_Do this_: Using the listing below, give the number of lines where "sidene" appears, and nothing else.

_Material for this exercise_:
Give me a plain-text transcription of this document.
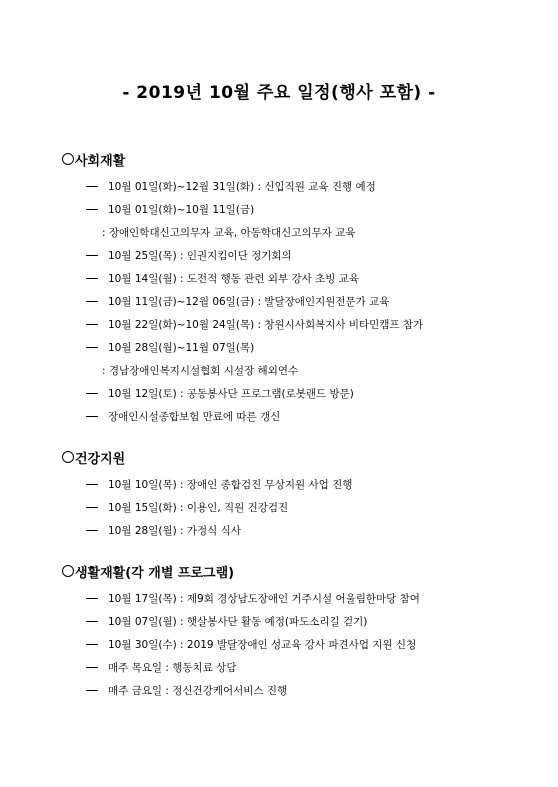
- 2019년 10월 주요 일정(행사 포함) -
사회재활
10월 01일(화)~12월 31일(화) : 신입직원 교육 진행 예정
10월 01일(화)~10월 11일(금)
: 장애인학대신고의무자 교육, 아동학대신고의무자 교육
10월 25일(목) : 인권지킴이단 정기회의
10월 14일(월) : 도전적 행동 관련 외부 강사 초빙 교육
10월 11일(금)~12월 06일(금) : 발달장애인지원전문가 교육
10월 22일(화)~10월 24일(목) : 창원시사회복지사 비타민캠프 참가
10월 28일(월)~11월 07일(목)
: 경남장애인복지시설협회 시설장 해외연수
10월 12일(토) : 공동봉사단 프로그램(로봇랜드 방문)
장애인시설종합보험 만료에 따른 갱신
건강지원
10월 10일(목) : 장애인 종합검진 무상지원 사업 진행
10월 15일(화) : 이용인, 직원 건강검진
10월 28일(월) : 가정식 식사
생활재활(각 개별 프로그램)
10월 17일(목) : 제9회 경상남도장애인 거주시설 어울림한마당 참여
10월 07일(월) : 햇살봉사단 활동 예정(파도소리길 걷기)
10월 30일(수) : 2019 발달장애인 성교육 강사 파견사업 지원 신청
매주 목요일 : 행동치료 상담
매주 금요일 : 정신건강케어서비스 진행
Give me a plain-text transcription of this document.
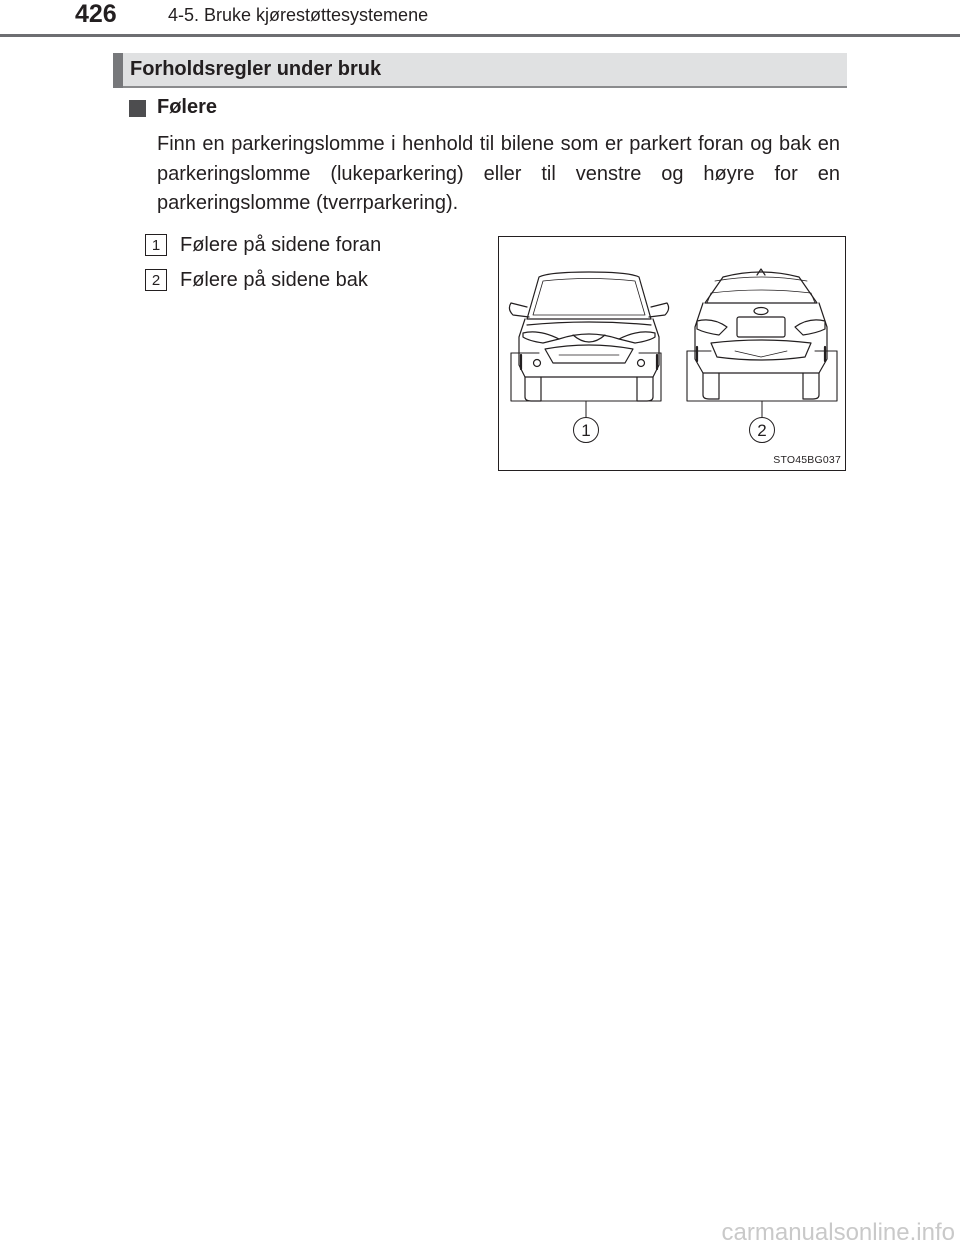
426	4-5. Bruke kjørestøttesystemene
Forholdsregler under bruk
Følere
Finn en parkeringslomme i henhold til bilene som er parkert foran og bak en parkeringslomme (lukeparkering) eller til venstre og høyre for en parkeringslomme (tverrparkering).
1 Følere på sidene foran
2 Følere på sidene bak
1	2
STO45BG037
carmanualsonline.info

_Output below_: 2